• RECORD SET:
★ ★ ★

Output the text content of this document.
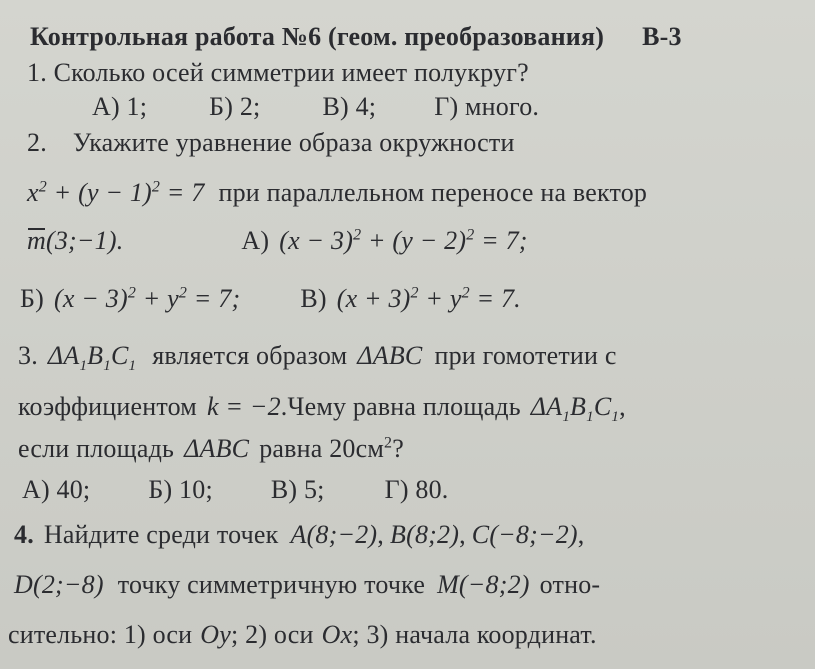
Контрольная работа №6 (геом. преобразования) В-3
1. Сколько осей симметрии имеет полукруг?
А) 1; Б) 2; В) 4; Г) много.
2. Укажите уравнение образа окружности
$x^2 + (y - 1)^2 = 7$ при параллельном переносе на вектор
m(3;−1).	А) $(x - 3)^2 + (y - 2)^2 = 7$;
Б) $(x - 3)^2 + y^2 = 7$; В) $(x + 3)^2 + y^2 = 7$.
3. $\Delta A_1B_1C_1$ является образом ΔABC при гомотетии с
коэффициентом k = −2.Чему равна площадь $\Delta A_1B_1C_1$,
если площадь ΔABC равна $20см^2$?
А) 40; Б) 10; В) 5; Г) 80.
4. Найдите среди точек A(8;−2), B(8;2), C(−8;−2),
D(2;−8) точку симметричную точке M(−8;2) отно-
сительно: 1) оси Oy; 2) оси Ox; 3) начала координат.
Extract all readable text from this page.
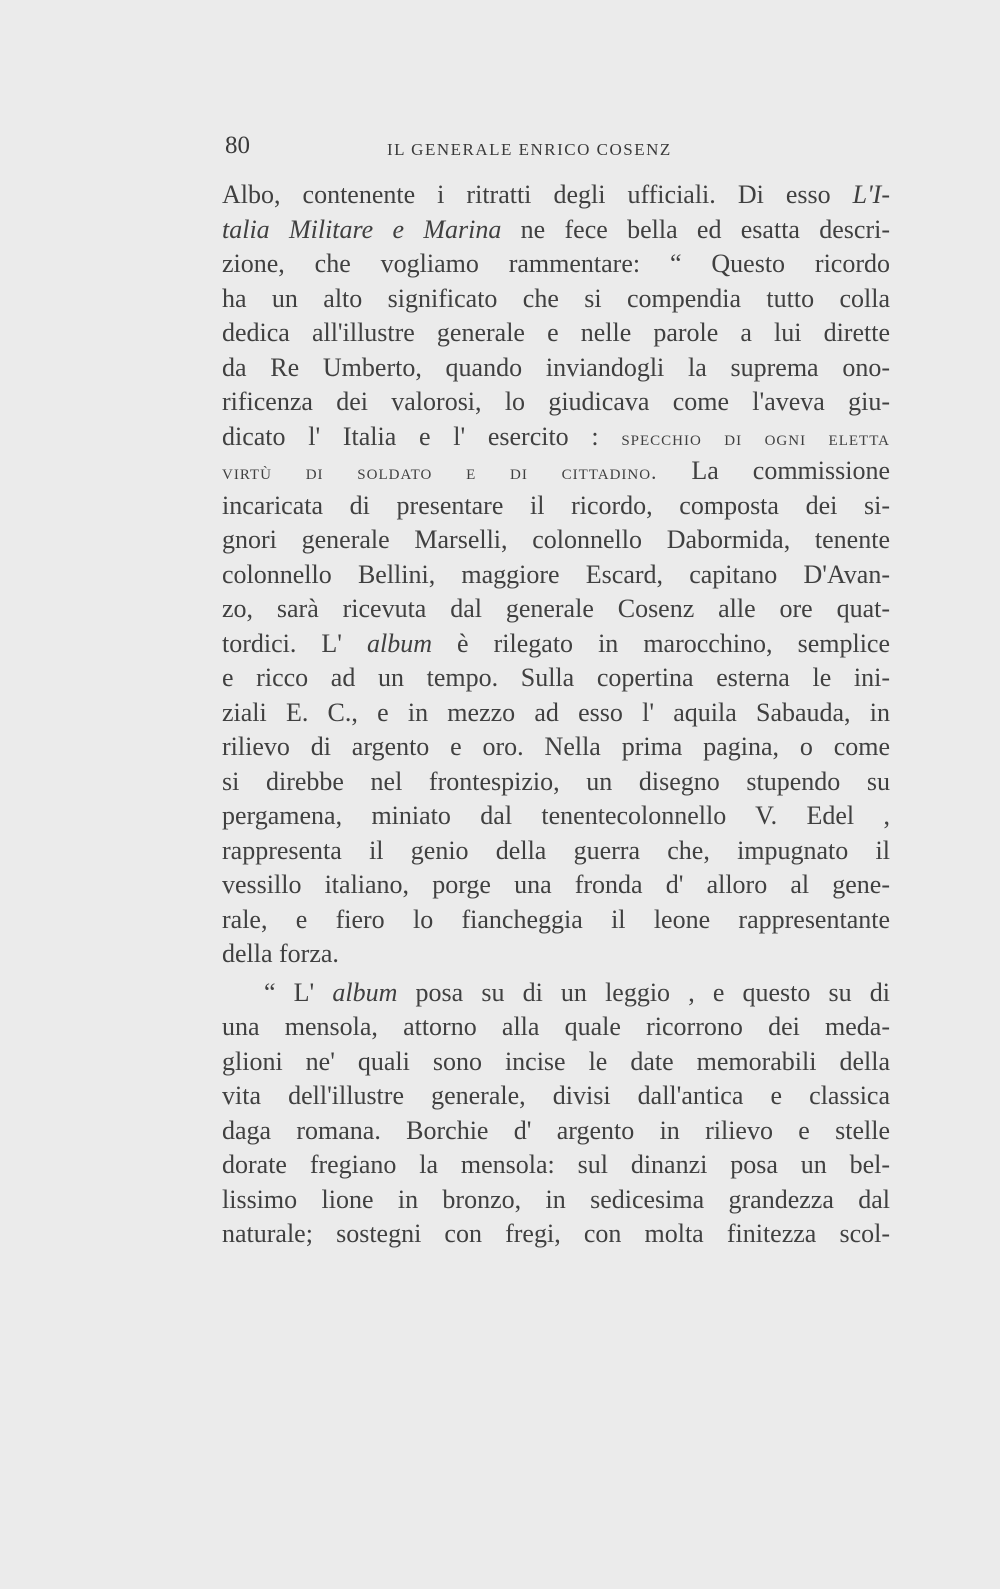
80	IL GENERALE ENRICO COSENZ
Albo, contenente i ritratti degli ufficiali. Di esso L'I-
talia Militare e Marina ne fece bella ed esatta descri-
zione, che vogliamo rammentare: “ Questo ricordo
ha un alto significato che si compendia tutto colla
dedica all'illustre generale e nelle parole a lui dirette
da Re Umberto, quando inviandogli la suprema ono-
rificenza dei valorosi, lo giudicava come l'aveva giu-
dicato l' Italia e l' esercito : specchio di ogni eletta
virtù di soldato e di cittadino. La commissione
incaricata di presentare il ricordo, composta dei si-
gnori generale Marselli, colonnello Dabormida, tenente
colonnello Bellini, maggiore Escard, capitano D'Avan-
zo, sarà ricevuta dal generale Cosenz alle ore quat-
tordici. L' album è rilegato in marocchino, semplice
e ricco ad un tempo. Sulla copertina esterna le ini-
ziali E. C., e in mezzo ad esso l' aquila Sabauda, in
rilievo di argento e oro. Nella prima pagina, o come
si direbbe nel frontespizio, un disegno stupendo su
pergamena, miniato dal tenentecolonnello V. Edel ,
rappresenta il genio della guerra che, impugnato il
vessillo italiano, porge una fronda d' alloro al gene-
rale, e fiero lo fiancheggia il leone rappresentante
della forza.
“ L' album posa su di un leggio , e questo su di
una mensola, attorno alla quale ricorrono dei meda-
glioni ne' quali sono incise le date memorabili della
vita dell'illustre generale, divisi dall'antica e classica
daga romana. Borchie d' argento in rilievo e stelle
dorate fregiano la mensola: sul dinanzi posa un bel-
lissimo lione in bronzo, in sedicesima grandezza dal
naturale; sostegni con fregi, con molta finitezza scol-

★ ★ ★

• OBJECTIVE: Extract all lines of the records above that include "esso".

• REPLY TO THE TASK:
Albo, contenente i ritratti degli ufficiali. Di esso L'I-
ziali E. C., e in mezzo ad esso l' aquila Sabauda, in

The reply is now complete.